#### EXTRACTED ENTRIES:

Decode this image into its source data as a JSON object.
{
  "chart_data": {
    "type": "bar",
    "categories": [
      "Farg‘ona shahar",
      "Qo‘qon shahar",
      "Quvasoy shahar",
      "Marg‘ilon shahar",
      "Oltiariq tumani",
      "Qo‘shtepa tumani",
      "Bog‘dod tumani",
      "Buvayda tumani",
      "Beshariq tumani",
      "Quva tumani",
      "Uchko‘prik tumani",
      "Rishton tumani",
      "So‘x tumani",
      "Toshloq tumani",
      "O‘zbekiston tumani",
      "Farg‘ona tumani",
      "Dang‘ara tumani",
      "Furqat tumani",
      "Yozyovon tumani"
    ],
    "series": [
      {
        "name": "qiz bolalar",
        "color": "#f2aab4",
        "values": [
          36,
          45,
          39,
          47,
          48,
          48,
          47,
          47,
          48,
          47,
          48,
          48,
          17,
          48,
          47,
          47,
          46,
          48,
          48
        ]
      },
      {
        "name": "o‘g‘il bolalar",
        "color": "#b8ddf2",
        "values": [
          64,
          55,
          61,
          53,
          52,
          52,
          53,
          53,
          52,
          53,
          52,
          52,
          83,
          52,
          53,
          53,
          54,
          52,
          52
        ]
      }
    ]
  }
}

#### WHAT IS ASKED:
Counting only lines of the data above that hold "shahar", report the total and nothing else.

#### THE RESULT:
4